▶ [The request]: Extract each line holding the word "sección" from the entries.

▶ [Data section]:

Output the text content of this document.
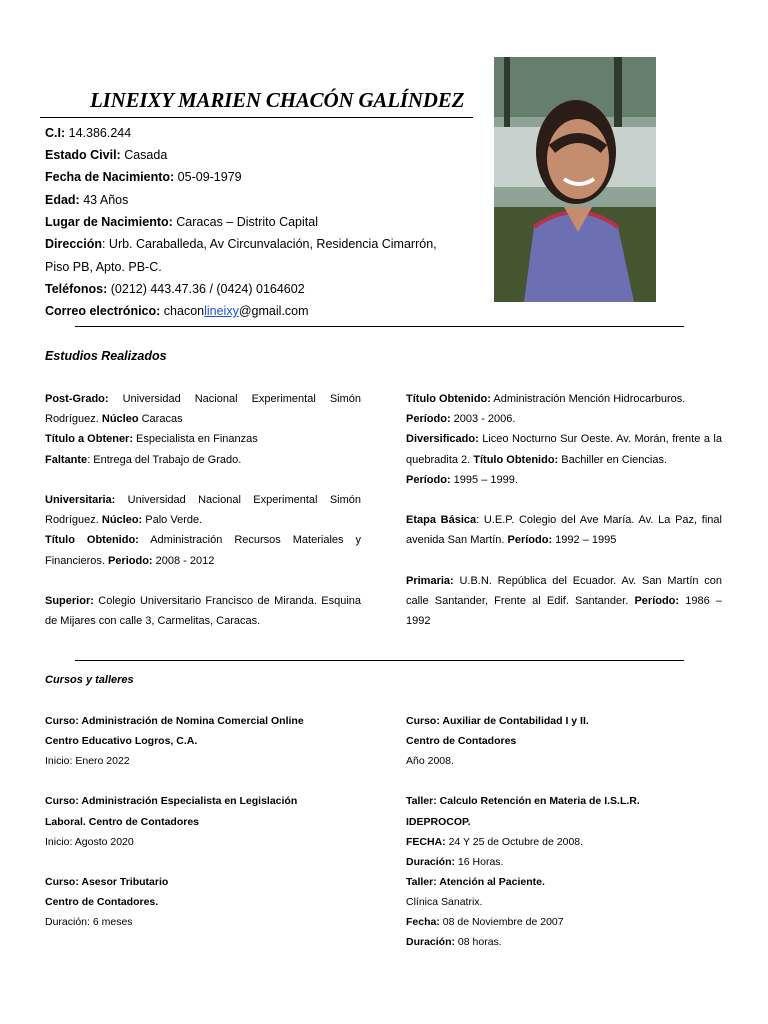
LINEIXY MARIEN CHACÓN GALÍNDEZ
C.I: 14.386.244
Estado Civil: Casada
Fecha de Nacimiento: 05-09-1979
Edad: 43 Años
Lugar de Nacimiento: Caracas – Distrito Capital
Dirección: Urb. Caraballeda, Av Circunvalación, Residencia Cimarrón,
Piso PB, Apto. PB-C.
Teléfonos: (0212) 443.47.36 / (0424) 0164602
Correo electrónico: chaconlineixy@gmail.com
Estudios Realizados

Post-Grado: Universidad Nacional Experimental Simón Rodríguez. Núcleo Caracas

Título a Obtener: Especialista en Finanzas

Faltante: Entrega del Trabajo de Grado.

Universitaria: Universidad Nacional Experimental Simón Rodríguez. Núcleo: Palo Verde.

Título Obtenido: Administración Recursos Materiales y Financieros. Periodo: 2008 - 2012

Superior: Colegio Universitario Francisco de Miranda. Esquina de Mijares con calle 3, Carmelitas, Caracas.

Título Obtenido: Administración Mención Hidrocarburos.

Período: 2003 - 2006.

Diversificado: Liceo Nocturno Sur Oeste. Av. Morán, frente a la quebradita 2. Título Obtenido: Bachiller en Ciencias.

Período: 1995 – 1999.

Etapa Básica: U.E.P. Colegio del Ave María. Av. La Paz, final avenida San Martín. Período: 1992 – 1995

Primaria: U.B.N. República del Ecuador. Av. San Martín con calle Santander, Frente al Edif. Santander. Período: 1986 – 1992

Cursos y talleres

Curso: Administración de Nomina Comercial Online

Centro Educativo Logros, C.A.

Inicio: Enero 2022

Curso: Administración Especialista en Legislación

Laboral. Centro de Contadores

Inicio: Agosto 2020

Curso: Asesor Tributario

Centro de Contadores.

Duración: 6 meses

Curso: Auxiliar de Contabilidad I y II.

Centro de Contadores

Año 2008.

Taller: Calculo Retención en Materia de I.S.L.R.

IDEPROCOP.

FECHA: 24 Y 25 de Octubre de 2008.

Duración: 16 Horas.

Taller: Atención al Paciente.

Clínica Sanatrix.

Fecha: 08 de Noviembre de 2007

Duración: 08 horas.
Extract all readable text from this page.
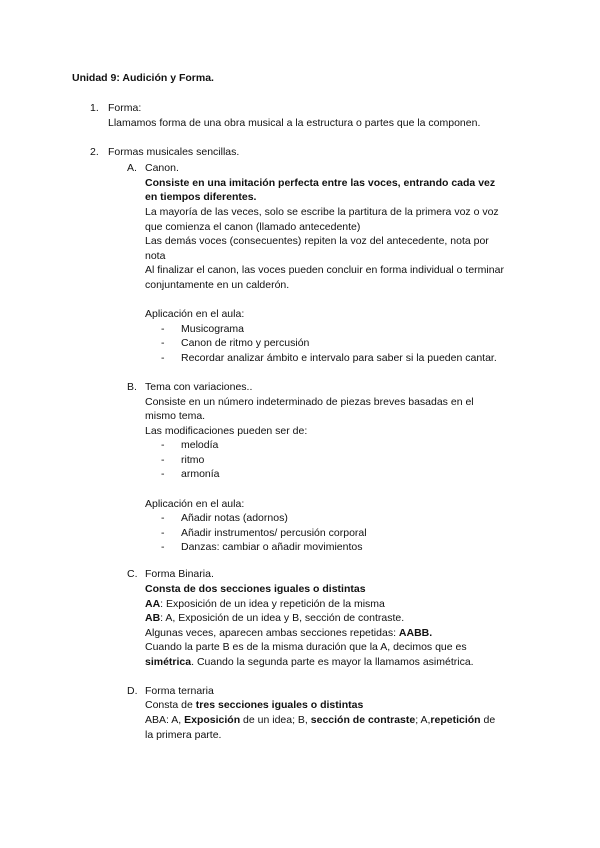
Unidad 9: Audición y Forma.
1. Forma:
Llamamos forma de una obra musical a la estructura o partes que la componen.
2. Formas musicales sencillas.
A. Canon.
Consiste en una imitación perfecta entre las voces, entrando cada vez
en tiempos diferentes.
La mayoría de las veces, solo se escribe la partitura de la primera voz o voz
que comienza el canon (llamado antecedente)
Las demás voces (consecuentes) repiten la voz del antecedente, nota por
nota
Al finalizar el canon, las voces pueden concluir en forma individual o terminar
conjuntamente en un calderón.
Aplicación en el aula:
- Musicograma
- Canon de ritmo y percusión
- Recordar analizar ámbito e intervalo para saber si la pueden cantar.
B. Tema con variaciones..
Consiste en un número indeterminado de piezas breves basadas en el
mismo tema.
Las modificaciones pueden ser de:
- melodía
- ritmo
- armonía
Aplicación en el aula:
- Añadir notas (adornos)
- Añadir instrumentos/ percusión corporal
- Danzas: cambiar o añadir movimientos
C. Forma Binaria.
Consta de dos secciones iguales o distintas
AA: Exposición de un idea y repetición de la misma
AB: A, Exposición de un idea y B, sección de contraste.
Algunas veces, aparecen ambas secciones repetidas: AABB.
Cuando la parte B es de la misma duración que la A, decimos que es
simétrica. Cuando la segunda parte es mayor la llamamos asimétrica.
D. Forma ternaria
Consta de tres secciones iguales o distintas
ABA: A, Exposición de un idea; B, sección de contraste; A,repetición de
la primera parte.
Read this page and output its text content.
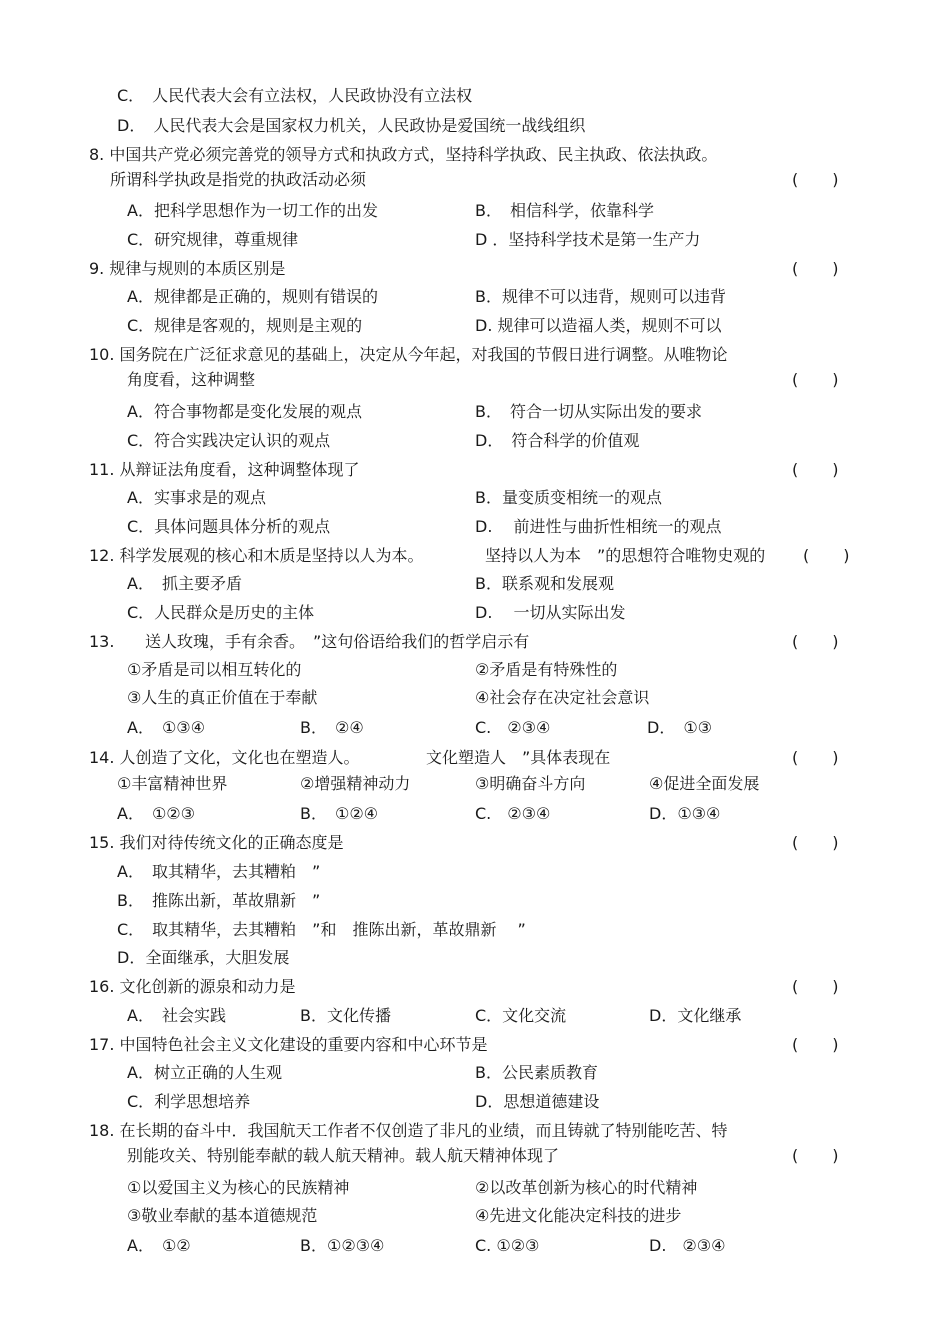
C．　人民代表大会有立法权，人民政协没有立法权
D．　人民代表大会是国家权力机关，人民政协是爱国统一战线组织
8. 中国共产党必须完善党的领导方式和执政方式，坚持科学执政、民主执政、依法执政。
所谓科学执政是指党的执政活动必须	( )
A．把科学思想作为一切工作的出发	B．　相信科学，依靠科学
C．研究规律，尊重规律	D ．坚持科学技术是第一生产力
9. 规律与规则的本质区别是	( )
A．规律都是正确的，规则有错误的	B．规律不可以违背，规则可以违背
C．规律是客观的，规则是主观的	D. 规律可以造福人类，规则不可以
10. 国务院在广泛征求意见的基础上，决定从今年起，对我国的节假日进行调整。从唯物论
角度看，这种调整	( )
A．符合事物都是变化发展的观点	B．　符合一切从实际出发的要求
C．符合实践决定认识的观点	D．　符合科学的价值观
11. 从辩证法角度看，这种调整体现了	( )
A．实事求是的观点	B．量变质变相统一的观点
C．具体问题具体分析的观点	D.　 前进性与曲折性相统一的观点
12. 科学发展观的核心和木质是坚持以人为本。	坚持以人为本　”的思想符合唯物史观的 ( )
A．　抓主要矛盾	B．联系观和发展观
C．人民群众是历史的主体	D.　 一切从实际出发
13.　　
送人玫瑰，手有余香。　”这句俗语给我们的哲学启示有	( )
①矛盾是司以相互转化的	②矛盾是有特殊性的
③人生的真正价值在于奉献	④社会存在决定社会意识
A．　①③④	B．　②④	C.　②③④	D．　①③
14. 人创造了文化，文化也在塑造人。	文化塑造人　”具体表现在	( )
①丰富精神世界	②增强精神动力	③明确奋斗方向	④促进全面发展
A．　①②③	B．　①②④	C.　②③④	D．①③④
15. 我们对待传统文化的正确态度是	( )
A．　取其精华，去其糟粕　”
B．　推陈出新，革故鼎新　”
C．　取其精华，去其糟粕　”和　推陈出新，革故鼎新　 ”
D．全面继承，大胆发展
16. 文化创新的源泉和动力是	( )
A．　社会实践	B．文化传播	C．文化交流	D．文化继承
17. 中国特色社会主义文化建设的重要内容和中心环节是	( )
A．树立正确的人生观	B．公民素质教育
C．利学思想培养	D．思想道德建设
18. 在长期的奋斗中．我国航天工作者不仅创造了非凡的业绩，而且铸就了特别能吃苦、特
别能攻关、特别能奉献的载人航天精神。载人航天精神体现了	( )
①以爱国主义为核心的民族精神	②以改革创新为核心的时代精神
③敬业奉献的基本道德规范	④先进文化能决定科技的进步
A．　①②	B．①②③④	C. ①②③	D.　②③④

▶ [Response below]:
AB: A, Exposición de un idea y B, sección de contraste.
ABA: A, Exposición de un idea; B, sección de contraste; A,repetición de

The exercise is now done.